TASK DATA:
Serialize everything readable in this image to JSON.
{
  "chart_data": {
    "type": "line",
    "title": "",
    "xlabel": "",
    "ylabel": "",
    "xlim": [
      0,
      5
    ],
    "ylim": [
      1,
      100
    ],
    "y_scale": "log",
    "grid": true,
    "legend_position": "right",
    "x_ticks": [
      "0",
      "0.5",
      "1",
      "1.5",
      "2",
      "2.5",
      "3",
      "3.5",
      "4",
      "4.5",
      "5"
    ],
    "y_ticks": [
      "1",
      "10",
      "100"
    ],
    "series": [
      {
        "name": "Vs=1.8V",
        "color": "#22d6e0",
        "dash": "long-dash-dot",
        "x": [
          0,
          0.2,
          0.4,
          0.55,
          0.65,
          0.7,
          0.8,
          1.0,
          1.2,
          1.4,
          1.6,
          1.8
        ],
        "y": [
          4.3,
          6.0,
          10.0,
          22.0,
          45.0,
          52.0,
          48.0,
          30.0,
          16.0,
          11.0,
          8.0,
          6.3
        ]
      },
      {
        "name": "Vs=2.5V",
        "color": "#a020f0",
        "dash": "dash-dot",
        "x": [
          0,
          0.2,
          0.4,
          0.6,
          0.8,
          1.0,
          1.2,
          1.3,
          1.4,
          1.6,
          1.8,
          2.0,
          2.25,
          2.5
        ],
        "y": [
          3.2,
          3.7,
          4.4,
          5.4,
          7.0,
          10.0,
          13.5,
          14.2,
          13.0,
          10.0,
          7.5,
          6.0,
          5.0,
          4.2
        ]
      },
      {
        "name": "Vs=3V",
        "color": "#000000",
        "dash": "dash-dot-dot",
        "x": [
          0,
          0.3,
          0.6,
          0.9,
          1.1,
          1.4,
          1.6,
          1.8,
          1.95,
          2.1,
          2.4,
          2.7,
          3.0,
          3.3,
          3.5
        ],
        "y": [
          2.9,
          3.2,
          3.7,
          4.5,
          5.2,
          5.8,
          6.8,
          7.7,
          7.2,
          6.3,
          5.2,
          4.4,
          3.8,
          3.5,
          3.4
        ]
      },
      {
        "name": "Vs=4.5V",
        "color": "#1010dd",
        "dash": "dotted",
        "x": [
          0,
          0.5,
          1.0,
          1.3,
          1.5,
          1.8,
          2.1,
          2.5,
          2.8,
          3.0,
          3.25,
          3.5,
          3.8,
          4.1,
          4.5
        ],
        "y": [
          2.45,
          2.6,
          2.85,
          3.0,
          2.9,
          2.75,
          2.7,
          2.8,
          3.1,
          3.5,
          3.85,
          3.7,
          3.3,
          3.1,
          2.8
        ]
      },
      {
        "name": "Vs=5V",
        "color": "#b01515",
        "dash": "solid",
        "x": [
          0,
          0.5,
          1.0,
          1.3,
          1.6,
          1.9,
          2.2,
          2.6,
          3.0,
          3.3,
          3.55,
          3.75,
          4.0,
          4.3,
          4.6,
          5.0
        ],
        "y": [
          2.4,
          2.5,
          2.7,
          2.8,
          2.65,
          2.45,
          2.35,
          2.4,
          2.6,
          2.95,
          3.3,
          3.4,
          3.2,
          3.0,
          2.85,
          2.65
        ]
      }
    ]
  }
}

INSTRUCTION:
Copy all of the data exactly.

REPLY:
Serialize everything readable in this image to JSON.
{
  "chart_data": {
    "type": "line",
    "title": "",
    "xlabel": "",
    "ylabel": "",
    "xlim": [
      0,
      5
    ],
    "ylim": [
      1,
      100
    ],
    "y_scale": "log",
    "grid": true,
    "legend_position": "right",
    "x_ticks": [
      "0",
      "0.5",
      "1",
      "1.5",
      "2",
      "2.5",
      "3",
      "3.5",
      "4",
      "4.5",
      "5"
    ],
    "y_ticks": [
      "1",
      "10",
      "100"
    ],
    "series": [
      {
        "name": "Vs=1.8V",
        "color": "#22d6e0",
        "dash": "long-dash-dot",
        "x": [
          0,
          0.2,
          0.4,
          0.55,
          0.65,
          0.7,
          0.8,
          1.0,
          1.2,
          1.4,
          1.6,
          1.8
        ],
        "y": [
          4.3,
          6.0,
          10.0,
          22.0,
          45.0,
          52.0,
          48.0,
          30.0,
          16.0,
          11.0,
          8.0,
          6.3
        ]
      },
      {
        "name": "Vs=2.5V",
        "color": "#a020f0",
        "dash": "dash-dot",
        "x": [
          0,
          0.2,
          0.4,
          0.6,
          0.8,
          1.0,
          1.2,
          1.3,
          1.4,
          1.6,
          1.8,
          2.0,
          2.25,
          2.5
        ],
        "y": [
          3.2,
          3.7,
          4.4,
          5.4,
          7.0,
          10.0,
          13.5,
          14.2,
          13.0,
          10.0,
          7.5,
          6.0,
          5.0,
          4.2
        ]
      },
      {
        "name": "Vs=3V",
        "color": "#000000",
        "dash": "dash-dot-dot",
        "x": [
          0,
          0.3,
          0.6,
          0.9,
          1.1,
          1.4,
          1.6,
          1.8,
          1.95,
          2.1,
          2.4,
          2.7,
          3.0,
          3.3,
          3.5
        ],
        "y": [
          2.9,
          3.2,
          3.7,
          4.5,
          5.2,
          5.8,
          6.8,
          7.7,
          7.2,
          6.3,
          5.2,
          4.4,
          3.8,
          3.5,
          3.4
        ]
      },
      {
        "name": "Vs=4.5V",
        "color": "#1010dd",
        "dash": "dotted",
        "x": [
          0,
          0.5,
          1.0,
          1.3,
          1.5,
          1.8,
          2.1,
          2.5,
          2.8,
          3.0,
          3.25,
          3.5,
          3.8,
          4.1,
          4.5
        ],
        "y": [
          2.45,
          2.6,
          2.85,
          3.0,
          2.9,
          2.75,
          2.7,
          2.8,
          3.1,
          3.5,
          3.85,
          3.7,
          3.3,
          3.1,
          2.8
        ]
      },
      {
        "name": "Vs=5V",
        "color": "#b01515",
        "dash": "solid",
        "x": [
          0,
          0.5,
          1.0,
          1.3,
          1.6,
          1.9,
          2.2,
          2.6,
          3.0,
          3.3,
          3.55,
          3.75,
          4.0,
          4.3,
          4.6,
          5.0
        ],
        "y": [
          2.4,
          2.5,
          2.7,
          2.8,
          2.65,
          2.45,
          2.35,
          2.4,
          2.6,
          2.95,
          3.3,
          3.4,
          3.2,
          3.0,
          2.85,
          2.65
        ]
      }
    ]
  }
}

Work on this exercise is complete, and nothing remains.